Extract all lines in the data that contain the word "type".
## START Provided records
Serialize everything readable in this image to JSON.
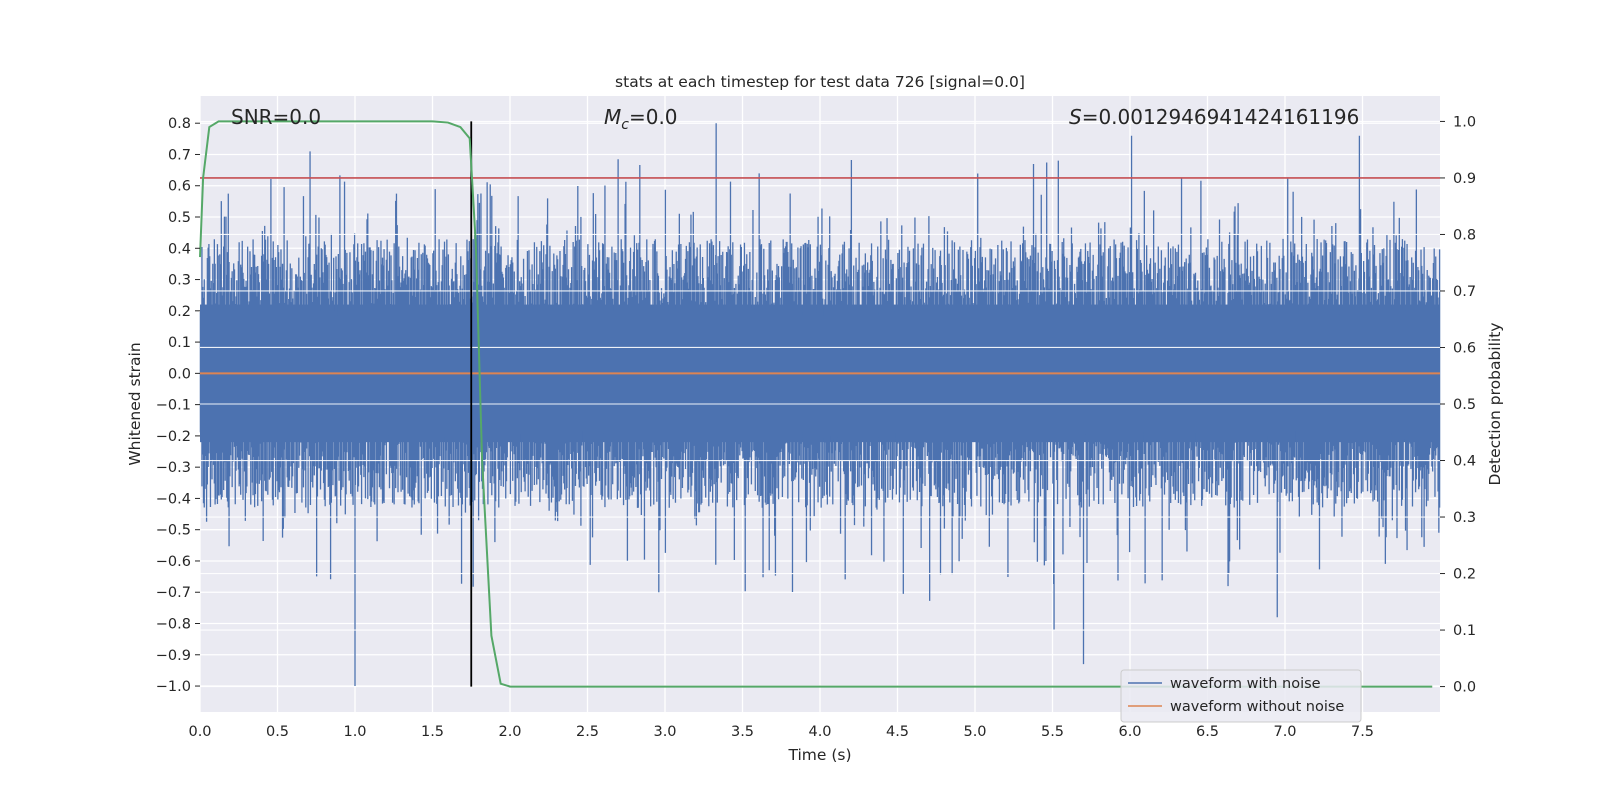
{
  "chart_data": {
    "type": "line",
    "title": "stats at each timestep for test data 726 [signal=0.0]",
    "xlabel": "Time (s)",
    "ylabel": "Whitened strain",
    "y2label": "Detection probability",
    "xlim": [
      0.0,
      8.0
    ],
    "ylim": [
      -1.083,
      0.887
    ],
    "y2lim": [
      -0.045,
      1.045
    ],
    "xticks": [
      0.0,
      0.5,
      1.0,
      1.5,
      2.0,
      2.5,
      3.0,
      3.5,
      4.0,
      4.5,
      5.0,
      5.5,
      6.0,
      6.5,
      7.0,
      7.5
    ],
    "yticks": [
      0.8,
      0.7,
      0.6,
      0.5,
      0.4,
      0.3,
      0.2,
      0.1,
      0.0,
      -0.1,
      -0.2,
      -0.3,
      -0.4,
      -0.5,
      -0.6,
      -0.7,
      -0.8,
      -0.9,
      -1.0
    ],
    "y2ticks": [
      1.0,
      0.9,
      0.8,
      0.7,
      0.6,
      0.5,
      0.4,
      0.3,
      0.2,
      0.1,
      0.0
    ],
    "grid": true,
    "legend_position": "lower-right",
    "annotations": {
      "snr": "SNR=0.0",
      "mc": "=0.0",
      "mc_symbol": "M",
      "mc_sub": "c",
      "s": "=0.0012946941424161196",
      "s_symbol": "S"
    },
    "series": [
      {
        "name": "waveform with noise",
        "color": "#4c72b0",
        "axis": "left",
        "description_values": {
          "sample_count": 1600,
          "x_range": [
            0.0,
            8.0
          ],
          "typical_amplitude": 0.25,
          "max": 0.8,
          "min": -1.0
        },
        "peaks": [
          {
            "x": 1.0,
            "y": -1.0
          },
          {
            "x": 3.33,
            "y": 0.8
          },
          {
            "x": 5.7,
            "y": -0.93
          },
          {
            "x": 5.51,
            "y": -0.82
          },
          {
            "x": 0.71,
            "y": 0.71
          },
          {
            "x": 6.01,
            "y": 0.76
          },
          {
            "x": 7.48,
            "y": 0.76
          },
          {
            "x": 6.95,
            "y": -0.78
          },
          {
            "x": 2.96,
            "y": -0.7
          }
        ]
      },
      {
        "name": "waveform without noise",
        "color": "#dd8452",
        "axis": "left",
        "x": [
          0.0,
          8.0
        ],
        "y": [
          0.0,
          0.0
        ]
      },
      {
        "name": "",
        "color": "#55a868",
        "axis": "right",
        "x": [
          0.0,
          0.02,
          0.06,
          0.12,
          0.2,
          0.5,
          1.0,
          1.5,
          1.6,
          1.68,
          1.74,
          1.78,
          1.82,
          1.88,
          1.94,
          2.0,
          3.0,
          5.0,
          7.0,
          7.95
        ],
        "y": [
          0.76,
          0.9,
          0.99,
          1.0,
          1.0,
          1.0,
          1.0,
          1.0,
          0.998,
          0.99,
          0.97,
          0.78,
          0.4,
          0.09,
          0.005,
          0.0,
          0.0,
          0.0,
          0.0,
          0.0
        ]
      }
    ],
    "hlines": [
      {
        "axis": "right",
        "y": 0.9,
        "color": "#c44e52"
      }
    ],
    "vlines": [
      {
        "x": 1.75,
        "y2_range": [
          0.0,
          1.0
        ],
        "color": "#000000"
      }
    ]
  }
}
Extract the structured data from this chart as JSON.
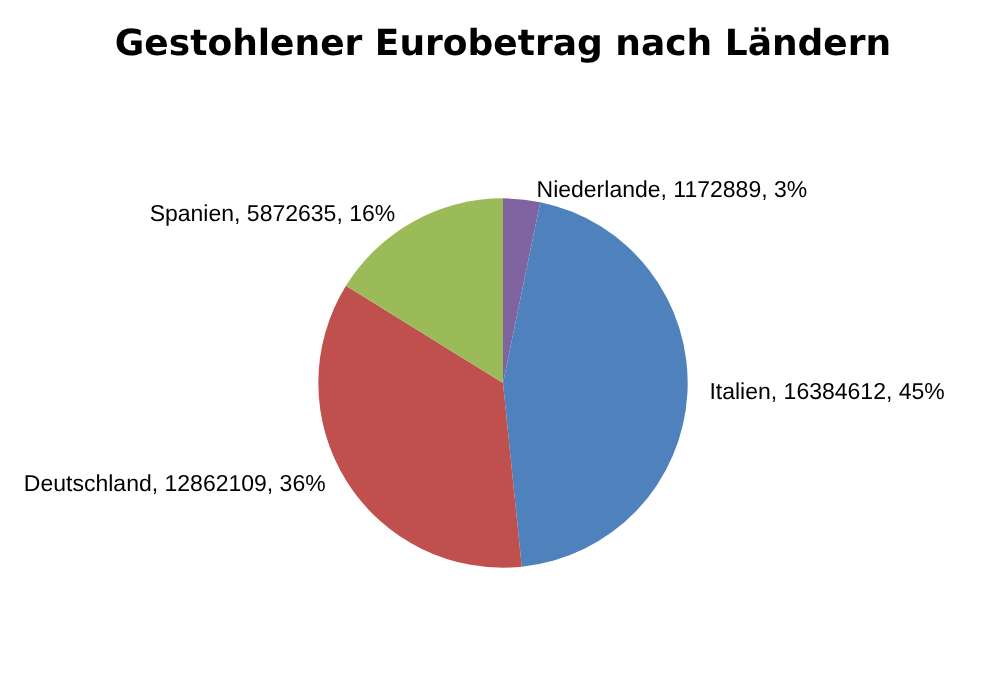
{
  "chart_data": {
    "type": "pie",
    "title": "Gestohlener Eurobetrag nach Ländern",
    "categories": [
      "Niederlande",
      "Italien",
      "Deutschland",
      "Spanien"
    ],
    "values": [
      1172889,
      16384612,
      12862109,
      5872635
    ],
    "value_labels": [
      "1172889, 3%",
      "16384612, 45%",
      "12862109, 36%",
      "5872635, 16%"
    ],
    "colors": [
      "#8064a2",
      "#4f81bd",
      "#c0504d",
      "#9bbb59"
    ],
    "legend": false
  }
}
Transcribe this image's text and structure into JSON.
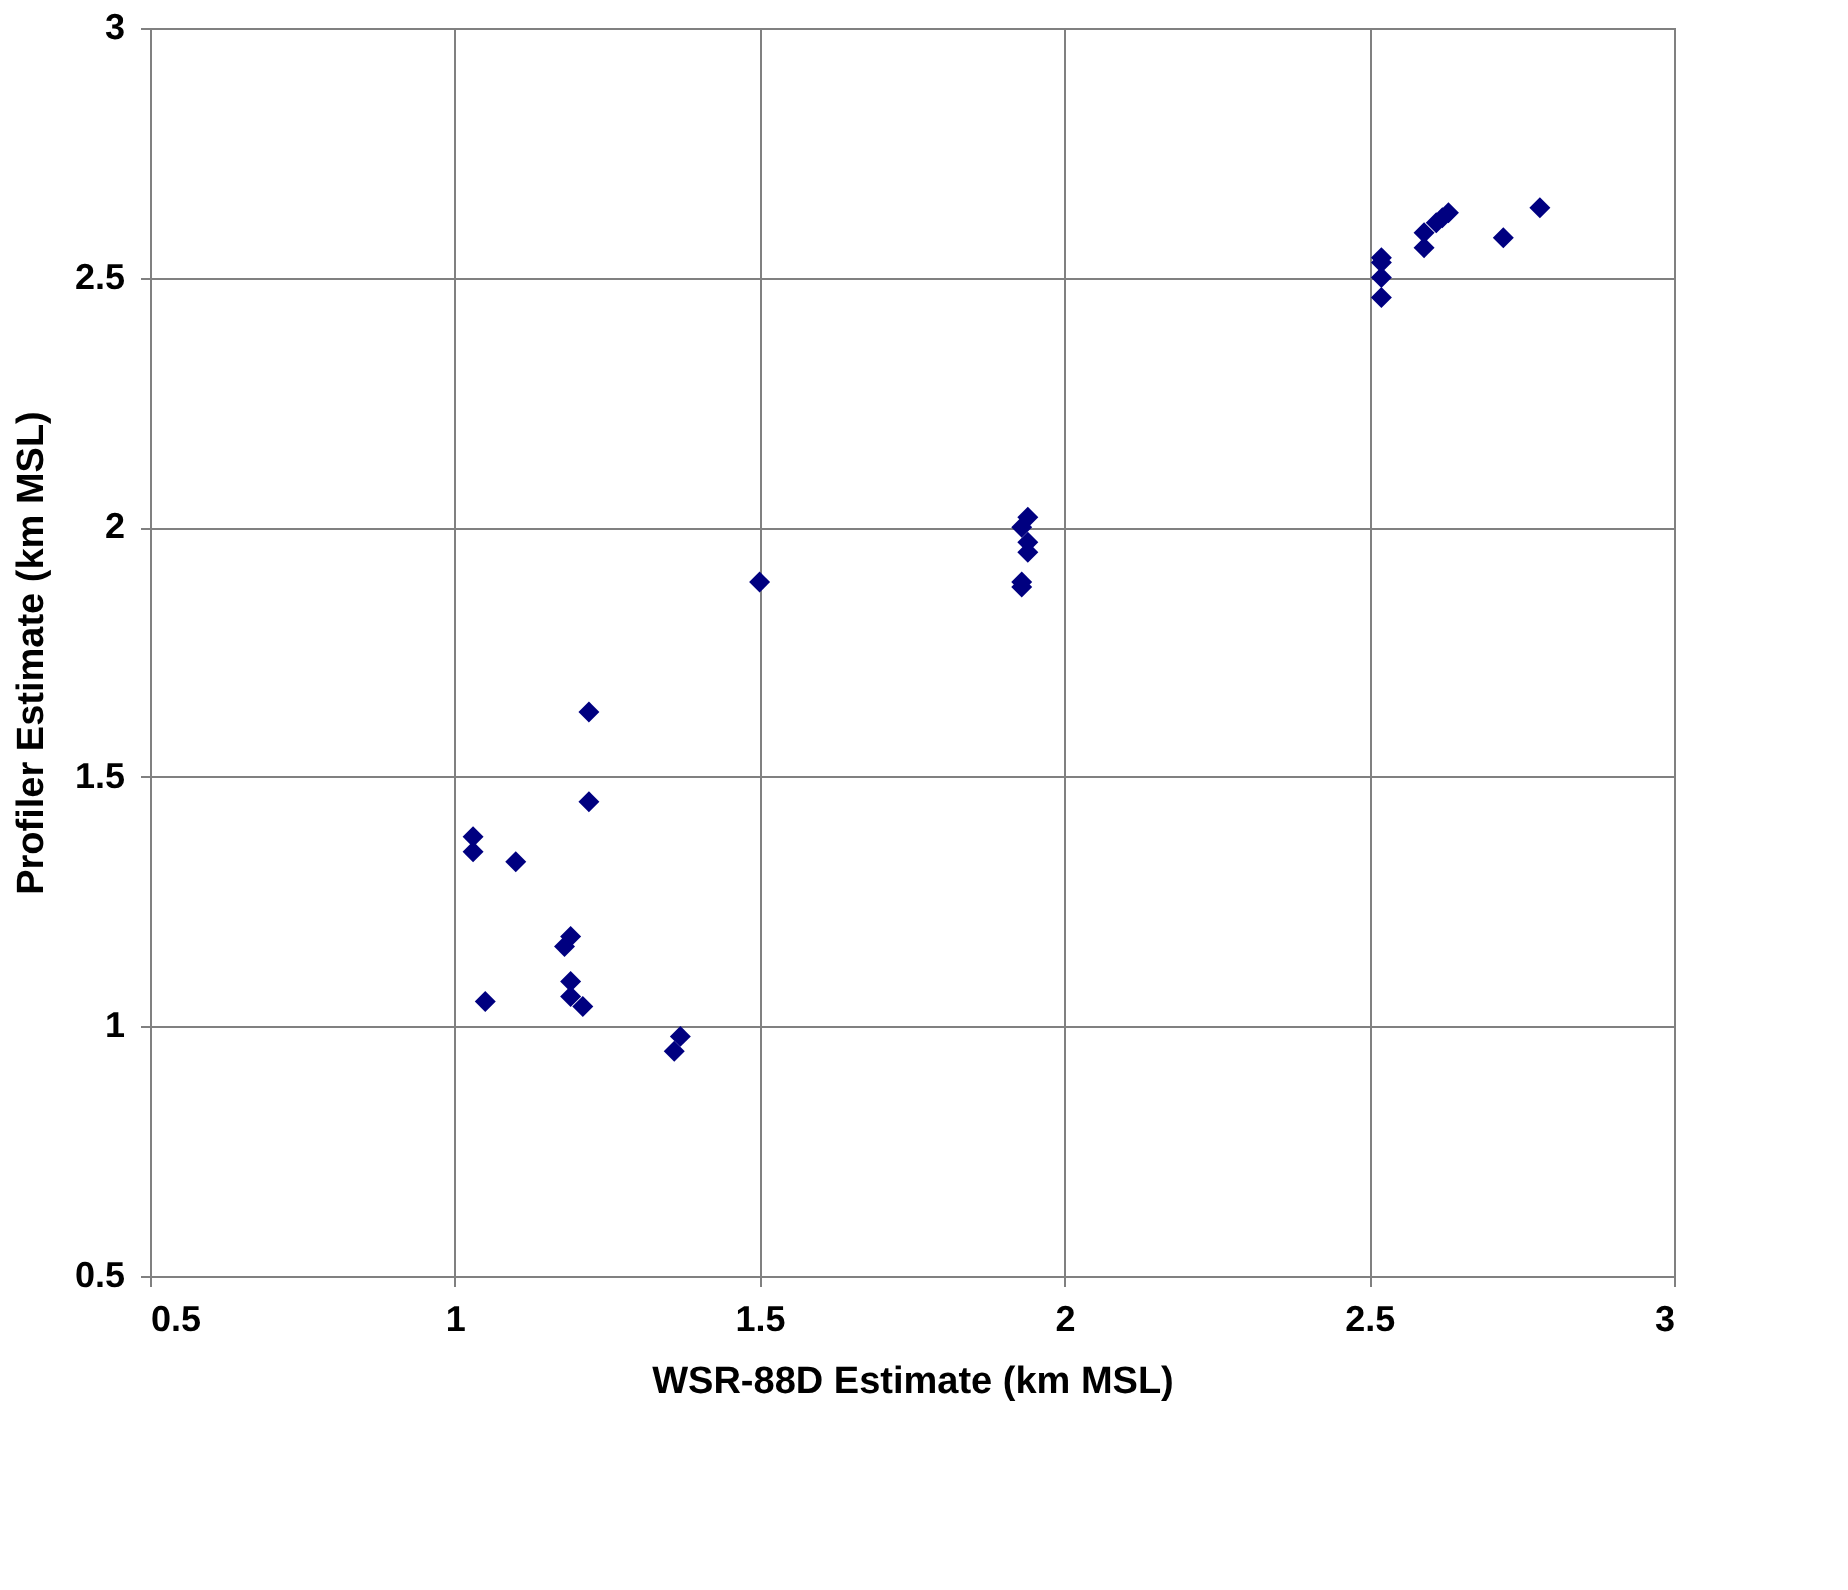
{
  "chart_data": {
    "type": "scatter",
    "xlabel": "WSR-88D Estimate (km MSL)",
    "ylabel": "Profiler Estimate (km MSL)",
    "x": [
      1.22,
      1.22,
      1.03,
      1.03,
      1.1,
      1.18,
      1.19,
      1.19,
      1.19,
      1.21,
      1.05,
      1.37,
      1.36,
      1.5,
      1.93,
      1.93,
      1.93,
      1.94,
      1.94,
      1.94,
      2.52,
      2.52,
      2.52,
      2.52,
      2.59,
      2.59,
      2.61,
      2.62,
      2.63,
      2.72,
      2.78
    ],
    "series": [
      {
        "color": "#000080",
        "values": [
          1.63,
          1.45,
          1.38,
          1.35,
          1.33,
          1.16,
          1.18,
          1.09,
          1.06,
          1.04,
          1.05,
          0.98,
          0.95,
          1.89,
          1.88,
          1.89,
          2.0,
          2.02,
          1.97,
          1.95,
          2.46,
          2.5,
          2.53,
          2.54,
          2.56,
          2.59,
          2.61,
          2.62,
          2.63,
          2.58,
          2.64
        ]
      }
    ],
    "xlim": [
      0.5,
      3
    ],
    "xticks": [
      0.5,
      1,
      1.5,
      2,
      2.5,
      3
    ],
    "ylim": [
      0.5,
      3
    ],
    "yticks": [
      0.5,
      1,
      1.5,
      2,
      2.5,
      3
    ],
    "grid": true,
    "marker": "diamond"
  }
}
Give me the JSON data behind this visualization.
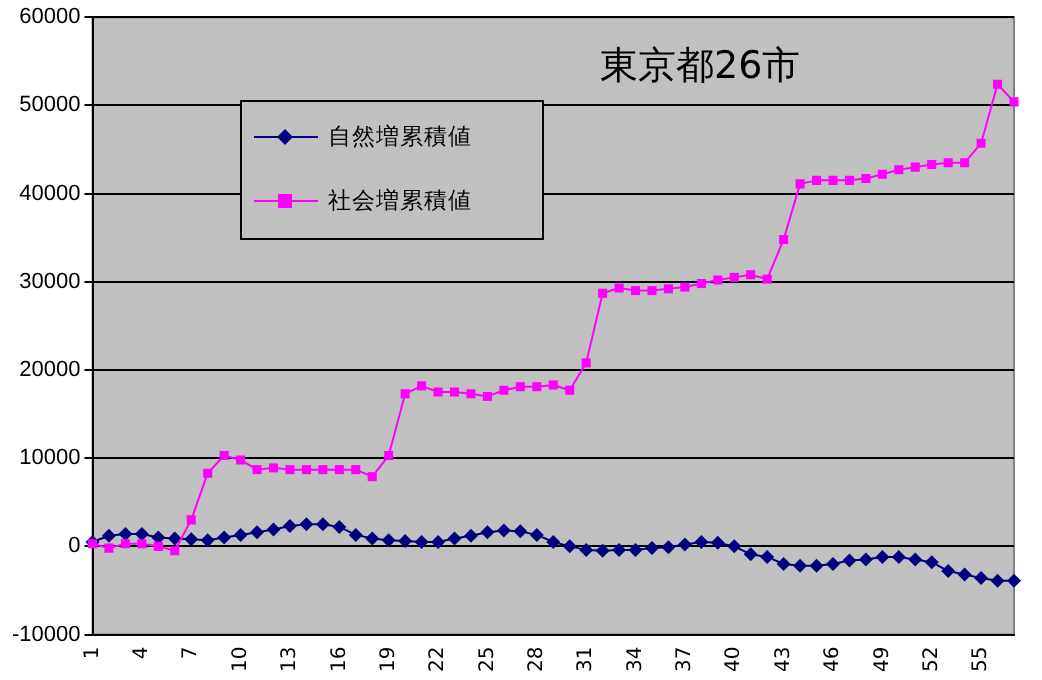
{
  "chart_data": {
    "type": "line",
    "title": "東京都26市",
    "categories": [
      "1",
      null,
      null,
      "4",
      null,
      null,
      "7",
      null,
      null,
      "10",
      null,
      null,
      "13",
      null,
      null,
      "16",
      null,
      null,
      "19",
      null,
      null,
      "22",
      null,
      null,
      "25",
      null,
      null,
      "28",
      null,
      null,
      "31",
      null,
      null,
      "34",
      null,
      null,
      "37",
      null,
      null,
      "40",
      null,
      null,
      "43",
      null,
      null,
      "46",
      null,
      null,
      "49",
      null,
      null,
      "52",
      null,
      null,
      "55",
      null,
      null
    ],
    "series": [
      {
        "name": "自然増累積値",
        "color": "#000080",
        "marker": "diamond",
        "values": [
          500,
          1200,
          1400,
          1400,
          1000,
          900,
          800,
          700,
          1000,
          1300,
          1600,
          1900,
          2300,
          2500,
          2500,
          2200,
          1300,
          900,
          700,
          600,
          500,
          500,
          900,
          1200,
          1600,
          1800,
          1700,
          1300,
          500,
          0,
          -400,
          -500,
          -400,
          -400,
          -200,
          -100,
          200,
          500,
          400,
          0,
          -900,
          -1200,
          -2000,
          -2200,
          -2200,
          -2000,
          -1600,
          -1500,
          -1200,
          -1200,
          -1500,
          -1800,
          -2800,
          -3200,
          -3600,
          -3900,
          -3900
        ]
      },
      {
        "name": "社会増累積値",
        "color": "#ff00ff",
        "marker": "square",
        "values": [
          300,
          -200,
          300,
          300,
          0,
          -500,
          3000,
          8300,
          10300,
          9800,
          8700,
          8900,
          8700,
          8700,
          8700,
          8700,
          8700,
          7900,
          10300,
          17300,
          18200,
          17500,
          17500,
          17300,
          17000,
          17700,
          18100,
          18100,
          18300,
          17700,
          20800,
          28700,
          29300,
          29000,
          29000,
          29200,
          29400,
          29800,
          30200,
          30500,
          30800,
          30300,
          34800,
          41100,
          41500,
          41500,
          41500,
          41700,
          42200,
          42700,
          43000,
          43300,
          43500,
          43500,
          45700,
          52400,
          50400
        ]
      }
    ],
    "ylim": [
      -10000,
      60000
    ],
    "yticks": [
      -10000,
      0,
      10000,
      20000,
      30000,
      40000,
      50000,
      60000
    ],
    "grid": "y",
    "legend": "top left",
    "line_style": "solid"
  }
}
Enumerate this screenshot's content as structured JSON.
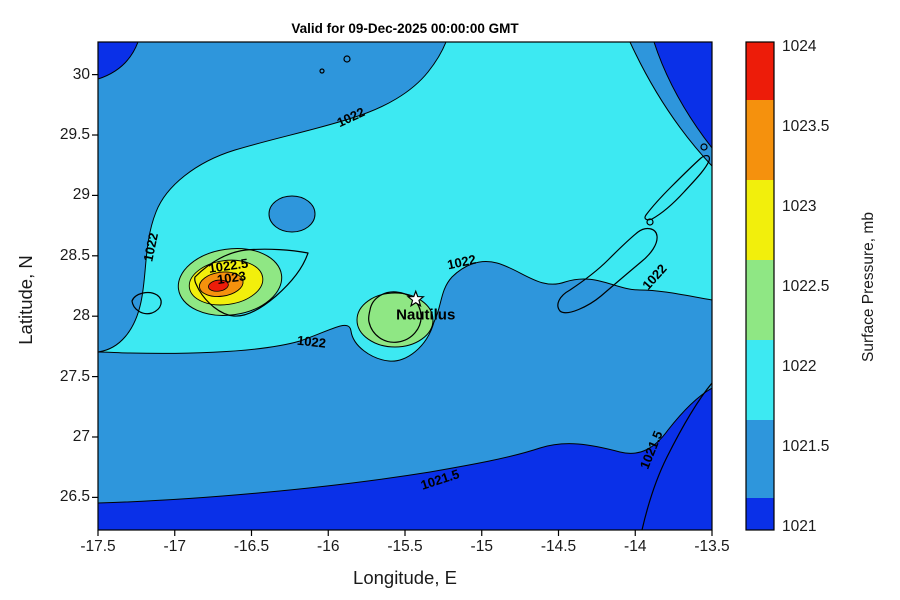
## END Provided records
In response:
    "type": "line",
    "type": "pie",
    "type": "scatter",
    "type": "line",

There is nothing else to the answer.